▸ **Goal of the exercise**: Copy out every line exactly, passing over the pictures.

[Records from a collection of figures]
==========

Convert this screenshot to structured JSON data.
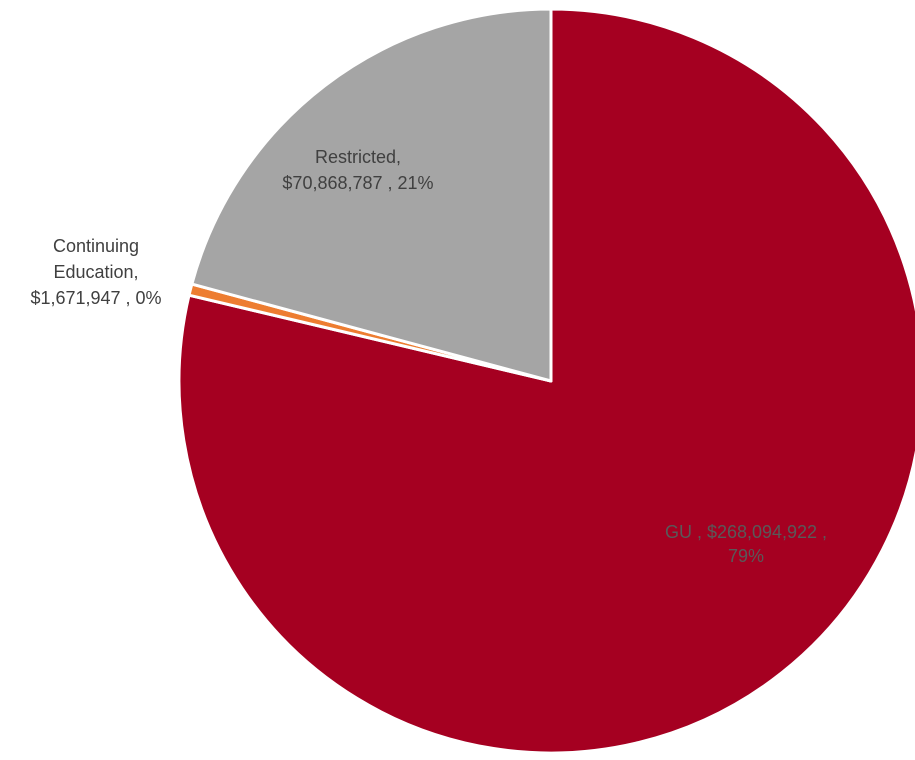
{
  "chart_data": {
    "type": "pie",
    "title": "",
    "slices": [
      {
        "label": "GU",
        "value": 268094922,
        "value_text": "$268,094,922",
        "percent": 79,
        "color": "#A50021",
        "label_color": "#595959",
        "label_lines": [
          "GU ,  $268,094,922 ,",
          "79%"
        ]
      },
      {
        "label": "Continuing Education",
        "value": 1671947,
        "value_text": "$1,671,947",
        "percent": 0,
        "color": "#ED7D31",
        "label_color": "#404040",
        "label_lines": [
          "Continuing",
          "Education,",
          "$1,671,947 , 0%"
        ]
      },
      {
        "label": "Restricted",
        "value": 70868787,
        "value_text": "$70,868,787",
        "percent": 21,
        "color": "#A5A5A5",
        "label_color": "#404040",
        "label_lines": [
          "Restricted,",
          "$70,868,787 , 21%"
        ]
      }
    ],
    "start_angle": "12 o'clock",
    "direction": "clockwise",
    "legend": "none",
    "separator_color": "#ffffff"
  }
}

==========

▸ **Output for this exercise**:
Convert this screenshot to structured JSON data.
{
  "chart_data": {
    "type": "pie",
    "title": "",
    "slices": [
      {
        "label": "GU",
        "value": 268094922,
        "value_text": "$268,094,922",
        "percent": 79,
        "color": "#A50021",
        "label_color": "#595959",
        "label_lines": [
          "GU ,  $268,094,922 ,",
          "79%"
        ]
      },
      {
        "label": "Continuing Education",
        "value": 1671947,
        "value_text": "$1,671,947",
        "percent": 0,
        "color": "#ED7D31",
        "label_color": "#404040",
        "label_lines": [
          "Continuing",
          "Education,",
          "$1,671,947 , 0%"
        ]
      },
      {
        "label": "Restricted",
        "value": 70868787,
        "value_text": "$70,868,787",
        "percent": 21,
        "color": "#A5A5A5",
        "label_color": "#404040",
        "label_lines": [
          "Restricted,",
          "$70,868,787 , 21%"
        ]
      }
    ],
    "start_angle": "12 o'clock",
    "direction": "clockwise",
    "legend": "none",
    "separator_color": "#ffffff"
  }
}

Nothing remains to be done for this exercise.